• **Problem to work on**
Present every line in which the string "Jahre" appears.

* start *

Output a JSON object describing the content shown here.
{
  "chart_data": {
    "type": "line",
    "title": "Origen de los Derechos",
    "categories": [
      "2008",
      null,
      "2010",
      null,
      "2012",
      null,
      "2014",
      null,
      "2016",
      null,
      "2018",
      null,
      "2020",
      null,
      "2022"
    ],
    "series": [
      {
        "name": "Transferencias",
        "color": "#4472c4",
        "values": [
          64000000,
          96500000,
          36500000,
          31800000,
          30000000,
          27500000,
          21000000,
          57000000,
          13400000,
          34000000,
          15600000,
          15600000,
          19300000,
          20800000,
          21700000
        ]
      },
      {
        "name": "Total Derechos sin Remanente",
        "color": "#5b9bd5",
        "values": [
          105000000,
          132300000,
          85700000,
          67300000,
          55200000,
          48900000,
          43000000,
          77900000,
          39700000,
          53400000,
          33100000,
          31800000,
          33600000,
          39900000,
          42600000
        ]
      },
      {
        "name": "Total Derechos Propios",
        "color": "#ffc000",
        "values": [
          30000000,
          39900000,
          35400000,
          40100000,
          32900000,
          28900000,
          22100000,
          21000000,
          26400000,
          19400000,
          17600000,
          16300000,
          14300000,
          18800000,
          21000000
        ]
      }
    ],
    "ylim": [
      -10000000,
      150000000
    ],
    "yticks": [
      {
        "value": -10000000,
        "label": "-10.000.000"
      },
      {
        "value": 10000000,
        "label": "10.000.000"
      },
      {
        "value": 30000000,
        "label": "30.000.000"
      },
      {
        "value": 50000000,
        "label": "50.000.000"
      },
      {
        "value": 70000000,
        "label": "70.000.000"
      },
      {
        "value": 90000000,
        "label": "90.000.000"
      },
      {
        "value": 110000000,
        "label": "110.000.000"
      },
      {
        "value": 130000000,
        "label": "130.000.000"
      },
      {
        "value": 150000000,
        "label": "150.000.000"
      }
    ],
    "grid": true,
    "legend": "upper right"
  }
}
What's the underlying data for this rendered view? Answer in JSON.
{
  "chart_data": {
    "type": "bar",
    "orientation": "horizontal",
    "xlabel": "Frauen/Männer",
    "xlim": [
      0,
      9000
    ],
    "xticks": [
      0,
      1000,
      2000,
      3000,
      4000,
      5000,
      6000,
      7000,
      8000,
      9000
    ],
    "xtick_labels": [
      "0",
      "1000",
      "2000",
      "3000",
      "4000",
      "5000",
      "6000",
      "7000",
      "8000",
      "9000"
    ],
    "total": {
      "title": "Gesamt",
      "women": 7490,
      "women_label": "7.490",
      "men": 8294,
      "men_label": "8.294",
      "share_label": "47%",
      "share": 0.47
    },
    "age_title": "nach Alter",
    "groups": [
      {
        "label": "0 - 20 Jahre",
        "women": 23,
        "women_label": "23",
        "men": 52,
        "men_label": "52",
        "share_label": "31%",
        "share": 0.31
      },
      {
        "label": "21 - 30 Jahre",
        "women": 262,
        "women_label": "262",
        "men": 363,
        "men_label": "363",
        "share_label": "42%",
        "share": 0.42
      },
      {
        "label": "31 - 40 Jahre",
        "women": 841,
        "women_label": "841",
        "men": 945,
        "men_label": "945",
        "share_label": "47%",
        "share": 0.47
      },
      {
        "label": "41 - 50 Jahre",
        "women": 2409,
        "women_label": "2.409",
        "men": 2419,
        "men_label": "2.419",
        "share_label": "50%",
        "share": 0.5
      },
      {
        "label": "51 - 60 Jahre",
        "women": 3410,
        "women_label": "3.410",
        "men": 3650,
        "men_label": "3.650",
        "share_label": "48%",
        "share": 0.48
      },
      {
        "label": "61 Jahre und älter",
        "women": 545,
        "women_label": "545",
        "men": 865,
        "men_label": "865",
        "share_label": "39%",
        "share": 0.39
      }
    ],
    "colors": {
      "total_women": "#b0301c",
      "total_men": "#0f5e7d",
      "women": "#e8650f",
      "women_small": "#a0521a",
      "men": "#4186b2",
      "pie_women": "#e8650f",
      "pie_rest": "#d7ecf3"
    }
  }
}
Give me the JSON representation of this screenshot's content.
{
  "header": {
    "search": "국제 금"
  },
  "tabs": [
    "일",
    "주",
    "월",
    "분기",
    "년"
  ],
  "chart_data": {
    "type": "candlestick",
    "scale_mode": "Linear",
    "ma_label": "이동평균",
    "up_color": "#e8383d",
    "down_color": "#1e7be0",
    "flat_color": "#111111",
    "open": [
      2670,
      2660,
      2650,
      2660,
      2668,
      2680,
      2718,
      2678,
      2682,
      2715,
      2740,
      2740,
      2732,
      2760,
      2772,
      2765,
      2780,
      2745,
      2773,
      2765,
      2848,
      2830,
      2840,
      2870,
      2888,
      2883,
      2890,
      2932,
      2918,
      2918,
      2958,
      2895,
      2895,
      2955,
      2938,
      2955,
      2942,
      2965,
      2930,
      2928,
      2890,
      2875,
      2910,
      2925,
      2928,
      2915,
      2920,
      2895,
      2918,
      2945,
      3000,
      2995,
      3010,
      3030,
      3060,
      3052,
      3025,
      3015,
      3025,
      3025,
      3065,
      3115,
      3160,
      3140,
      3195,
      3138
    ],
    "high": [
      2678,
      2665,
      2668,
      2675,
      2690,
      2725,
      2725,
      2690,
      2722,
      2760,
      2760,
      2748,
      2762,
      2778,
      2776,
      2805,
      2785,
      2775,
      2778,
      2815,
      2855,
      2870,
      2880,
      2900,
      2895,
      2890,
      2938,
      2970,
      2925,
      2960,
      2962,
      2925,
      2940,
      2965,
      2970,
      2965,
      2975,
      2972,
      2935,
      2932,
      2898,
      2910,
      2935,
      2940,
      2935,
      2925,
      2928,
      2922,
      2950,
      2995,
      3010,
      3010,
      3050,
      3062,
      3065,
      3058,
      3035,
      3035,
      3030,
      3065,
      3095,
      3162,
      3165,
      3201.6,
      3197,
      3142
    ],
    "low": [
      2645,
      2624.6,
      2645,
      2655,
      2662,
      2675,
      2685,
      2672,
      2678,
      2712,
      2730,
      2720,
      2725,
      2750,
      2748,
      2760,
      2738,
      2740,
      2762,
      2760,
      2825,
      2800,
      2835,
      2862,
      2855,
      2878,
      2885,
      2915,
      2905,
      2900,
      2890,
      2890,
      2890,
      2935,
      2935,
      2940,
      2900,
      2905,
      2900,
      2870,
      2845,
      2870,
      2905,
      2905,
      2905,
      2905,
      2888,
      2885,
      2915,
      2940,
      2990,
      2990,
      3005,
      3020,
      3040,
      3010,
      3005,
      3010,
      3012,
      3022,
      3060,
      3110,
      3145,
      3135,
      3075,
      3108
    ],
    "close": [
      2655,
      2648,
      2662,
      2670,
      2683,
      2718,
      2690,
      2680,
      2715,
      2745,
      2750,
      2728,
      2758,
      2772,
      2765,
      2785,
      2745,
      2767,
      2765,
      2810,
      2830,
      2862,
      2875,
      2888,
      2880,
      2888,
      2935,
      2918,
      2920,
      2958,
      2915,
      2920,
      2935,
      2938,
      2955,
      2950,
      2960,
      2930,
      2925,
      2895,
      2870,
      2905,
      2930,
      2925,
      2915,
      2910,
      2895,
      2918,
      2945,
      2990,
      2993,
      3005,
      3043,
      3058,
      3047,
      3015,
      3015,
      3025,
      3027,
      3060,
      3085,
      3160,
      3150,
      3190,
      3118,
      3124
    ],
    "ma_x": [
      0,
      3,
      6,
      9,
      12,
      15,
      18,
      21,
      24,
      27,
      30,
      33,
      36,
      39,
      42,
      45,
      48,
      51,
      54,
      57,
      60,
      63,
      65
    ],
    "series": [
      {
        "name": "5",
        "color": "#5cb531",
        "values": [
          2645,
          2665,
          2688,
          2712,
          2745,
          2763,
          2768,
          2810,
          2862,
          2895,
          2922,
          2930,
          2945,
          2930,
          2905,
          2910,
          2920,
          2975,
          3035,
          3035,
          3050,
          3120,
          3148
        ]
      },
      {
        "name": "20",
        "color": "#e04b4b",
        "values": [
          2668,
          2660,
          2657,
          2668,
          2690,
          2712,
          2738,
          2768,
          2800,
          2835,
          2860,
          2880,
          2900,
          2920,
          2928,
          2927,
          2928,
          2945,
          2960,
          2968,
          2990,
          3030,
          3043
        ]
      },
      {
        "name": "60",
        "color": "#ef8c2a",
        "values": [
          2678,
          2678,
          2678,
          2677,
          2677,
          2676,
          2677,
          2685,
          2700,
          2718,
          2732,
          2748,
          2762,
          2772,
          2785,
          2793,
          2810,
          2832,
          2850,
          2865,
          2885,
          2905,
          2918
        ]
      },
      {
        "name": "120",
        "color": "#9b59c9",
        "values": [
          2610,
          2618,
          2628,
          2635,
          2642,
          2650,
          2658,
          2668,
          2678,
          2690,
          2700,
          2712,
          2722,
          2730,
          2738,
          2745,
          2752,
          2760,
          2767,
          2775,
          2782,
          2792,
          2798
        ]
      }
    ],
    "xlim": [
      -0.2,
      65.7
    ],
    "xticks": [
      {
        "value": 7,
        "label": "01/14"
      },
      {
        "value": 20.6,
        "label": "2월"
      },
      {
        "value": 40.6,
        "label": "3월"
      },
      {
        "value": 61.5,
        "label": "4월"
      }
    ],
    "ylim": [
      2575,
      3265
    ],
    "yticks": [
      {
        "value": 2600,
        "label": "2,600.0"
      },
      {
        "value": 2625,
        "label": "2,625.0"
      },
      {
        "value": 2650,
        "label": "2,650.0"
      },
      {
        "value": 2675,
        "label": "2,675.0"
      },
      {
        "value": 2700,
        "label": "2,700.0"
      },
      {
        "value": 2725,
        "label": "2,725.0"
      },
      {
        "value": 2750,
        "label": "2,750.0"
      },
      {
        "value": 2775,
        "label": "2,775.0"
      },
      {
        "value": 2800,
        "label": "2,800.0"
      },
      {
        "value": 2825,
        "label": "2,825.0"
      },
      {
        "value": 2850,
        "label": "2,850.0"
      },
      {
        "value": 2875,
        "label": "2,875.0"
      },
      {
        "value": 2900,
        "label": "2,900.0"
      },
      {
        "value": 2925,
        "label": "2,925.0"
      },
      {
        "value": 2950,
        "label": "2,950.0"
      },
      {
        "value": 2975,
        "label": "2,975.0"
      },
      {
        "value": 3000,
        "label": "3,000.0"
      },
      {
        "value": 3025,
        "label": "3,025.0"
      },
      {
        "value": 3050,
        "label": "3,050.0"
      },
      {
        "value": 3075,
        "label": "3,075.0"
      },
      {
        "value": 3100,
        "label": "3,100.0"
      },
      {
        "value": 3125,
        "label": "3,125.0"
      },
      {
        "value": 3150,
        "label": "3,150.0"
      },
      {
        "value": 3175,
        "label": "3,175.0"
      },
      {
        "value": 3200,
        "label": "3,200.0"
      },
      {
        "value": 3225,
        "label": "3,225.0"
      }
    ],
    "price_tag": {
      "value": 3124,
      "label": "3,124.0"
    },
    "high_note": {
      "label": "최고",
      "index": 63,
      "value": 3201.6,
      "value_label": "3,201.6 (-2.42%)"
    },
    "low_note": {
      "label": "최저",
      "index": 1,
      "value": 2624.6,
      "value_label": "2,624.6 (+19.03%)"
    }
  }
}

* end *

• **Output below**
        "label": "0 - 20 Jahre",
        "label": "21 - 30 Jahre",
        "label": "31 - 40 Jahre",
        "label": "41 - 50 Jahre",
        "label": "51 - 60 Jahre",
        "label": "61 Jahre und älter",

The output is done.